[Data extracted from a collection]
┄┄┄┄┄┄┄┄┄┄┄┄┄┄┄┄┄┄┄┄

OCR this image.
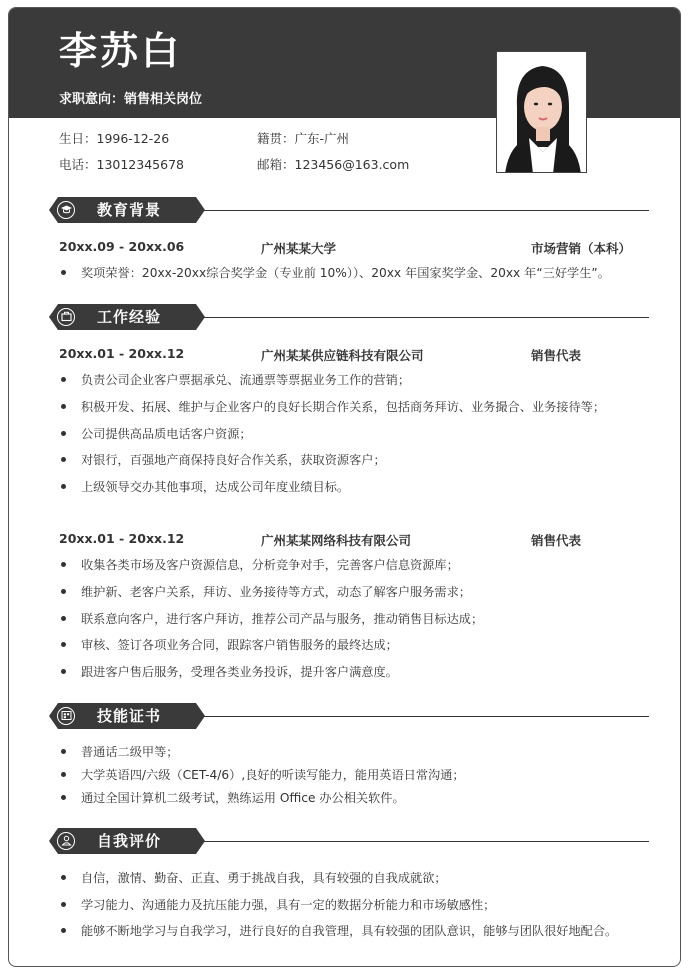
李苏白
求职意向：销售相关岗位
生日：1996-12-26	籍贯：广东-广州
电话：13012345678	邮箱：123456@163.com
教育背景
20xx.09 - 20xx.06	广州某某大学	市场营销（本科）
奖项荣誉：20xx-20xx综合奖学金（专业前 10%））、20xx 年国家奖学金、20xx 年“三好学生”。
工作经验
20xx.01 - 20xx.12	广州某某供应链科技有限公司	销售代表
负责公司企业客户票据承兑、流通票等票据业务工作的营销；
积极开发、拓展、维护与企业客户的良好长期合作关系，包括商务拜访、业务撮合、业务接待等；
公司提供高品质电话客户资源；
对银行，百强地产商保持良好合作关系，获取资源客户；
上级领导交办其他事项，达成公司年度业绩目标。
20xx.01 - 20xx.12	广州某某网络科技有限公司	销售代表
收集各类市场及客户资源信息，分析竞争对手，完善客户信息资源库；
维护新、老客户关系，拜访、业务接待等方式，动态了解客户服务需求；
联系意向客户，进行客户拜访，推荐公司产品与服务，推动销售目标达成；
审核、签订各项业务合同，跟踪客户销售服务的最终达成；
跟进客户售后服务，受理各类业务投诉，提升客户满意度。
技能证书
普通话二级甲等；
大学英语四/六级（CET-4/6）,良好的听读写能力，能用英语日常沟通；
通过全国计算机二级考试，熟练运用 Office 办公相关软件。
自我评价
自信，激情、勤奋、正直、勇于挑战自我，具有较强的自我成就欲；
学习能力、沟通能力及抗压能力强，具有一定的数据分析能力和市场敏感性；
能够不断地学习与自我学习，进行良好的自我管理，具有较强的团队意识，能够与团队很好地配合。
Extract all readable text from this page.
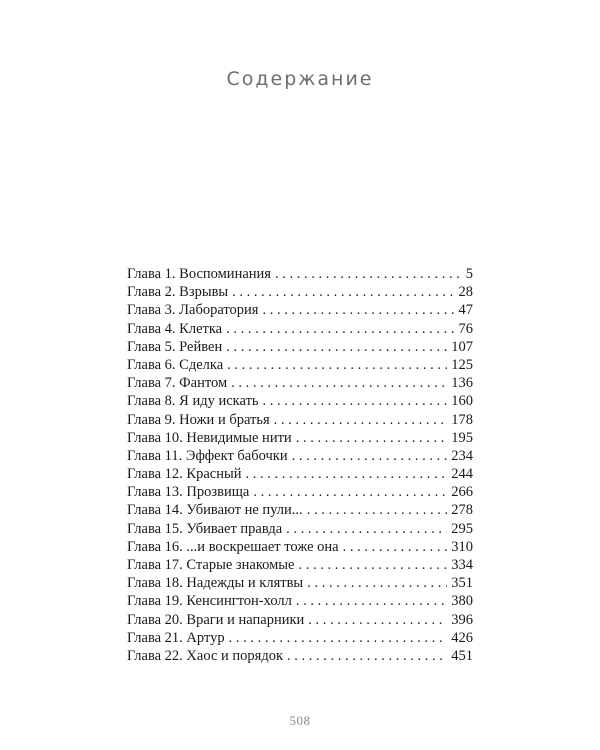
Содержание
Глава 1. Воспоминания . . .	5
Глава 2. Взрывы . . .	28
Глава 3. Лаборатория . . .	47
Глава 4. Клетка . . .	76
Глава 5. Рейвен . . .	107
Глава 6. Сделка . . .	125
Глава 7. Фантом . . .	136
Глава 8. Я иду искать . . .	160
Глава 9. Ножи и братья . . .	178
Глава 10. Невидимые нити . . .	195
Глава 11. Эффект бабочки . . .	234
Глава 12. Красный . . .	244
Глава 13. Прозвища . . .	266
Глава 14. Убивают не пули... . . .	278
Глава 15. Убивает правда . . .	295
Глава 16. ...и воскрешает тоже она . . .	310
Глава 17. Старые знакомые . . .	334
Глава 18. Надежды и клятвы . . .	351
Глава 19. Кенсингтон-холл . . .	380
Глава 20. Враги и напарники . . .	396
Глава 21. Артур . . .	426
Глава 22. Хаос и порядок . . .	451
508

┄┄┄┄┄┄┄┄┄┄┄┄┄┄┄┄┄┄┄┄

Leave out the pictures and print every line of the data exactly.

OCR this image.
李苏白
求职意向：销售相关岗位
生日：1996-12-26	籍贯：广东-广州
电话：13012345678	邮箱：123456@163.com
教育背景
20xx.09 - 20xx.06	广州某某大学	市场营销（本科）
奖项荣誉：20xx-20xx综合奖学金（专业前 10%））、20xx 年国家奖学金、20xx 年“三好学生”。
工作经验
20xx.01 - 20xx.12	广州某某供应链科技有限公司	销售代表
负责公司企业客户票据承兑、流通票等票据业务工作的营销；
积极开发、拓展、维护与企业客户的良好长期合作关系，包括商务拜访、业务撮合、业务接待等；
公司提供高品质电话客户资源；
对银行，百强地产商保持良好合作关系，获取资源客户；
上级领导交办其他事项，达成公司年度业绩目标。
20xx.01 - 20xx.12	广州某某网络科技有限公司	销售代表
收集各类市场及客户资源信息，分析竞争对手，完善客户信息资源库；
维护新、老客户关系，拜访、业务接待等方式，动态了解客户服务需求；
联系意向客户，进行客户拜访，推荐公司产品与服务，推动销售目标达成；
审核、签订各项业务合同，跟踪客户销售服务的最终达成；
跟进客户售后服务，受理各类业务投诉，提升客户满意度。
技能证书
普通话二级甲等；
大学英语四/六级（CET-4/6）,良好的听读写能力，能用英语日常沟通；
通过全国计算机二级考试，熟练运用 Office 办公相关软件。
自我评价
自信，激情、勤奋、正直、勇于挑战自我，具有较强的自我成就欲；
学习能力、沟通能力及抗压能力强，具有一定的数据分析能力和市场敏感性；
能够不断地学习与自我学习，进行良好的自我管理，具有较强的团队意识，能够与团队很好地配合。
Extract all readable text from this page.
Содержание
Глава 1. Воспоминания . . .	5
Глава 2. Взрывы . . .	28
Глава 3. Лаборатория . . .	47
Глава 4. Клетка . . .	76
Глава 5. Рейвен . . .	107
Глава 6. Сделка . . .	125
Глава 7. Фантом . . .	136
Глава 8. Я иду искать . . .	160
Глава 9. Ножи и братья . . .	178
Глава 10. Невидимые нити . . .	195
Глава 11. Эффект бабочки . . .	234
Глава 12. Красный . . .	244
Глава 13. Прозвища . . .	266
Глава 14. Убивают не пули... . . .	278
Глава 15. Убивает правда . . .	295
Глава 16. ...и воскрешает тоже она . . .	310
Глава 17. Старые знакомые . . .	334
Глава 18. Надежды и клятвы . . .	351
Глава 19. Кенсингтон-холл . . .	380
Глава 20. Враги и напарники . . .	396
Глава 21. Артур . . .	426
Глава 22. Хаос и порядок . . .	451
508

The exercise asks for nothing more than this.